PROBLEM REQUIREMENTS:
Set each record down exactly, excluding all images.

Dataset entries on figures:
========================

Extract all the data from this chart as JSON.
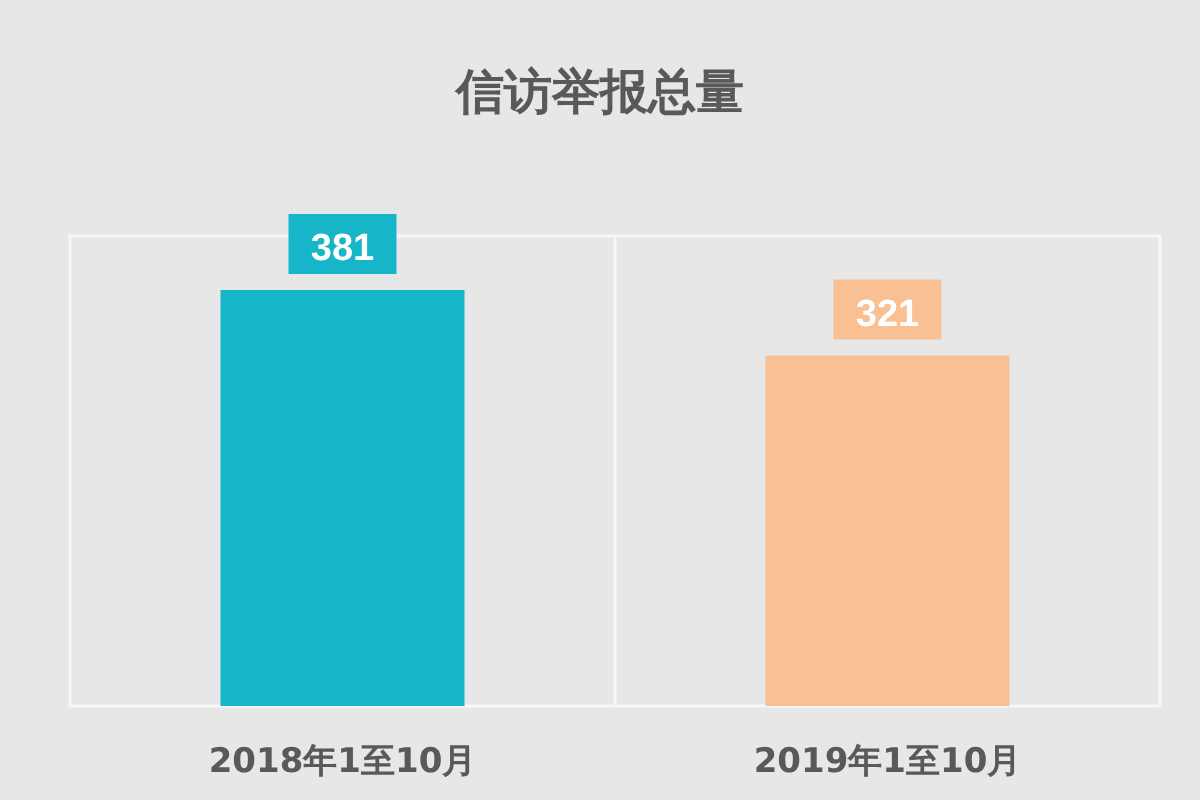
{
  "chart_data": {
    "type": "bar",
    "title": "信访举报总量",
    "categories": [
      "2018年1至10月",
      "2019年1至10月"
    ],
    "values": [
      381,
      321
    ],
    "colors": [
      "#16b6c8",
      "#f9c094"
    ],
    "data_labels": true
  }
}
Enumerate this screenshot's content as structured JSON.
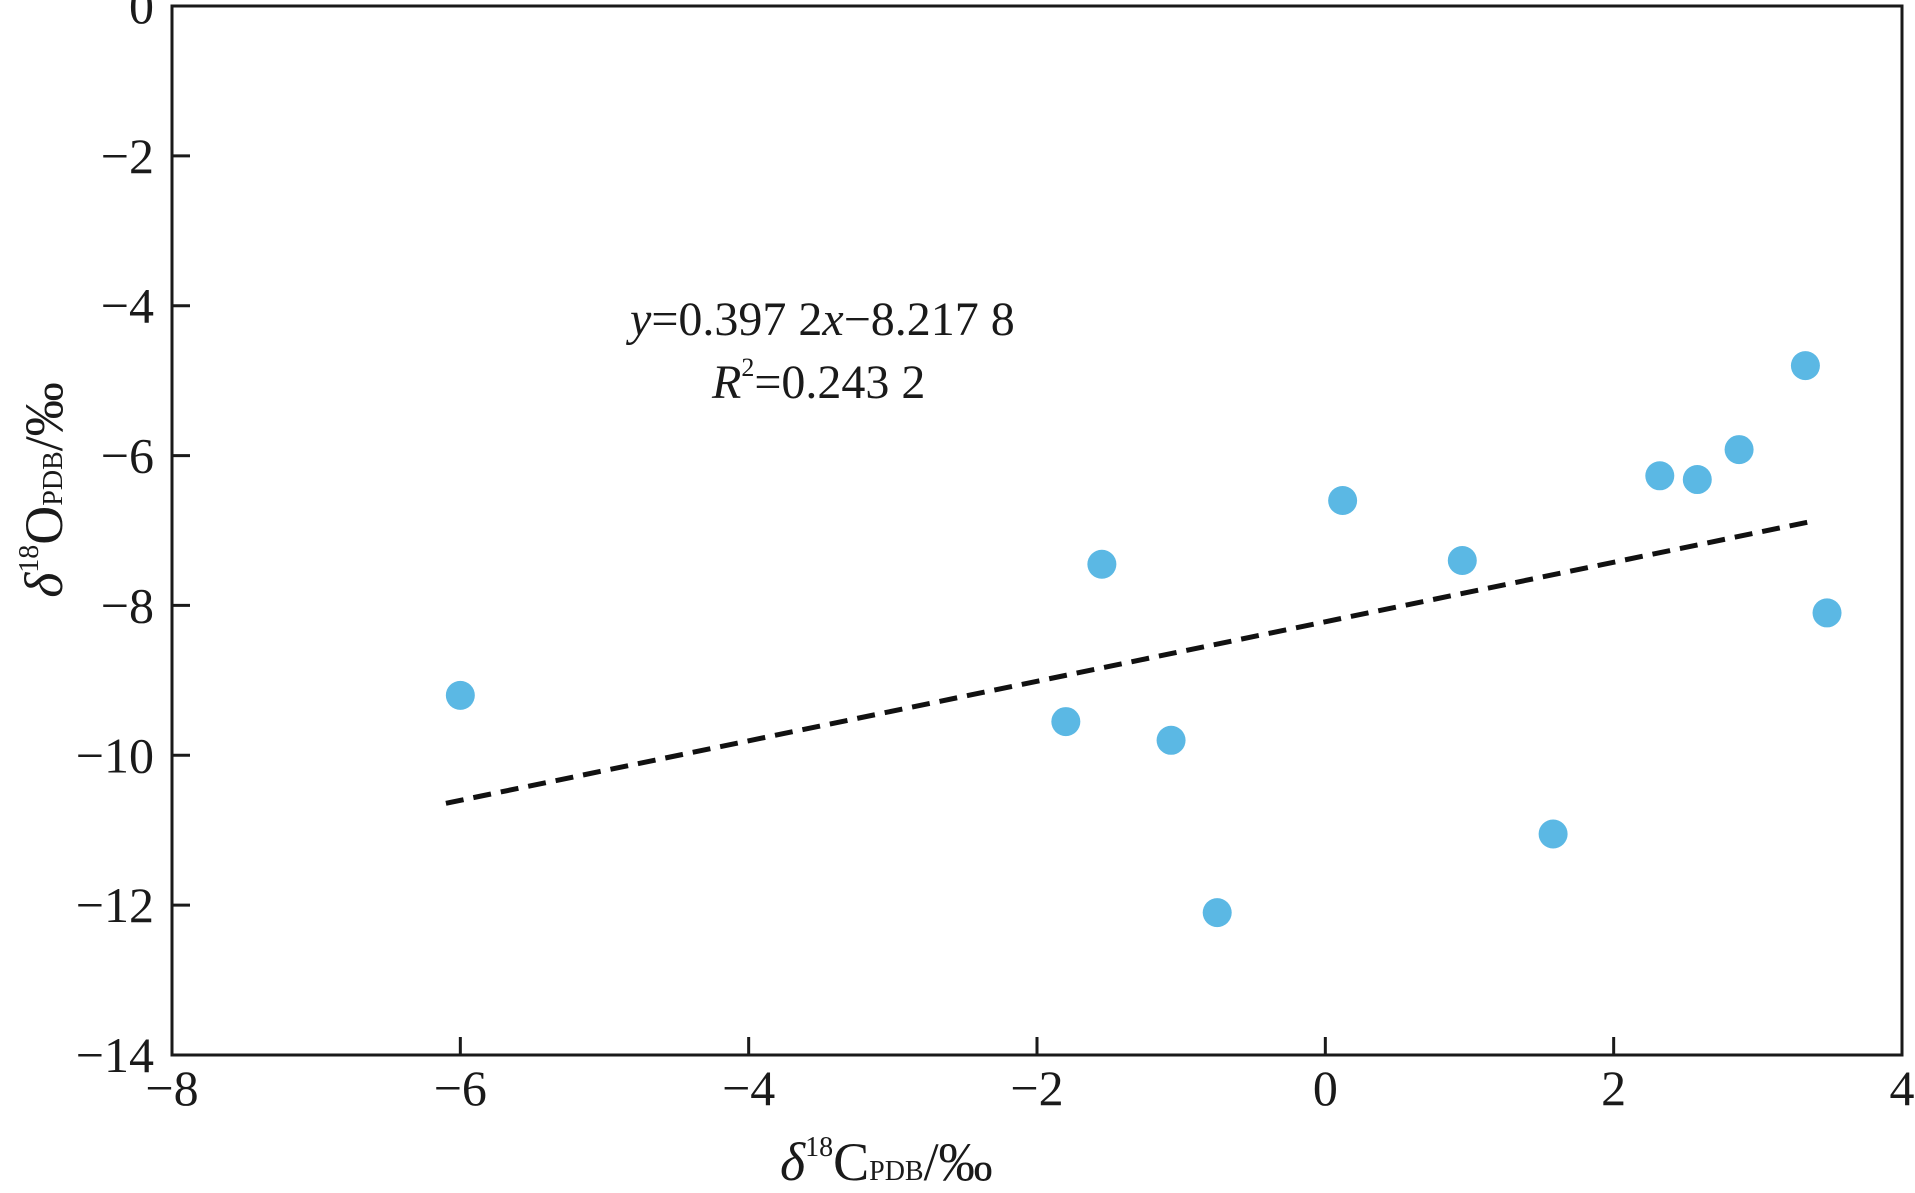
{
  "chart_data": {
    "type": "scatter",
    "x_ticks": [
      "−8",
      "−6",
      "−4",
      "−2",
      "0",
      "2",
      "4"
    ],
    "y_ticks": [
      "0",
      "−2",
      "−4",
      "−6",
      "−8",
      "−10",
      "−12",
      "−14"
    ],
    "xlim": [
      -8,
      4
    ],
    "ylim": [
      -14,
      0
    ],
    "xlabel": {
      "delta": "δ",
      "sup": "18",
      "main": "C",
      "sub": "PDB",
      "unit": "/‰"
    },
    "ylabel": {
      "delta": "δ",
      "sup": "18",
      "main": "O",
      "sub": "PDB",
      "unit": "/‰"
    },
    "points": [
      {
        "x": -6.0,
        "y": -9.2
      },
      {
        "x": -1.8,
        "y": -9.55
      },
      {
        "x": -1.55,
        "y": -7.45
      },
      {
        "x": -1.07,
        "y": -9.8
      },
      {
        "x": -0.75,
        "y": -12.1
      },
      {
        "x": 0.12,
        "y": -6.6
      },
      {
        "x": 0.95,
        "y": -7.4
      },
      {
        "x": 1.58,
        "y": -11.05
      },
      {
        "x": 2.32,
        "y": -6.27
      },
      {
        "x": 2.58,
        "y": -6.32
      },
      {
        "x": 2.87,
        "y": -5.92
      },
      {
        "x": 3.33,
        "y": -4.8
      },
      {
        "x": 3.48,
        "y": -8.1
      }
    ],
    "trendline": {
      "slope": 0.3972,
      "intercept": -8.2178,
      "x_range": [
        -6.1,
        3.4
      ],
      "style": "dashed"
    },
    "equation": {
      "y": "y",
      "eq1": "=0.397 2",
      "x": "x",
      "eq2": "−8.217 8"
    },
    "r_squared": {
      "r": "R",
      "exp": "2",
      "val": "=0.243 2"
    },
    "colors": {
      "points": "#5bb8e4",
      "trendline": "#111111",
      "axis": "#1a1a1a"
    },
    "grid": false,
    "legend": "none"
  }
}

========================

CORRECT ANSWER:
Extract all the data from this chart as JSON.
{
  "chart_data": {
    "type": "bar",
    "title": "信访举报总量",
    "categories": [
      "2018年1至10月",
      "2019年1至10月"
    ],
    "values": [
      381,
      321
    ],
    "colors": [
      "#16b6c8",
      "#f9c094"
    ],
    "data_labels": true
  }
}
Enumerate this screenshot's content as structured JSON.
{
  "chart_data": {
    "type": "scatter",
    "x_ticks": [
      "−8",
      "−6",
      "−4",
      "−2",
      "0",
      "2",
      "4"
    ],
    "y_ticks": [
      "0",
      "−2",
      "−4",
      "−6",
      "−8",
      "−10",
      "−12",
      "−14"
    ],
    "xlim": [
      -8,
      4
    ],
    "ylim": [
      -14,
      0
    ],
    "xlabel": {
      "delta": "δ",
      "sup": "18",
      "main": "C",
      "sub": "PDB",
      "unit": "/‰"
    },
    "ylabel": {
      "delta": "δ",
      "sup": "18",
      "main": "O",
      "sub": "PDB",
      "unit": "/‰"
    },
    "points": [
      {
        "x": -6.0,
        "y": -9.2
      },
      {
        "x": -1.8,
        "y": -9.55
      },
      {
        "x": -1.55,
        "y": -7.45
      },
      {
        "x": -1.07,
        "y": -9.8
      },
      {
        "x": -0.75,
        "y": -12.1
      },
      {
        "x": 0.12,
        "y": -6.6
      },
      {
        "x": 0.95,
        "y": -7.4
      },
      {
        "x": 1.58,
        "y": -11.05
      },
      {
        "x": 2.32,
        "y": -6.27
      },
      {
        "x": 2.58,
        "y": -6.32
      },
      {
        "x": 2.87,
        "y": -5.92
      },
      {
        "x": 3.33,
        "y": -4.8
      },
      {
        "x": 3.48,
        "y": -8.1
      }
    ],
    "trendline": {
      "slope": 0.3972,
      "intercept": -8.2178,
      "x_range": [
        -6.1,
        3.4
      ],
      "style": "dashed"
    },
    "equation": {
      "y": "y",
      "eq1": "=0.397 2",
      "x": "x",
      "eq2": "−8.217 8"
    },
    "r_squared": {
      "r": "R",
      "exp": "2",
      "val": "=0.243 2"
    },
    "colors": {
      "points": "#5bb8e4",
      "trendline": "#111111",
      "axis": "#1a1a1a"
    },
    "grid": false,
    "legend": "none"
  }
}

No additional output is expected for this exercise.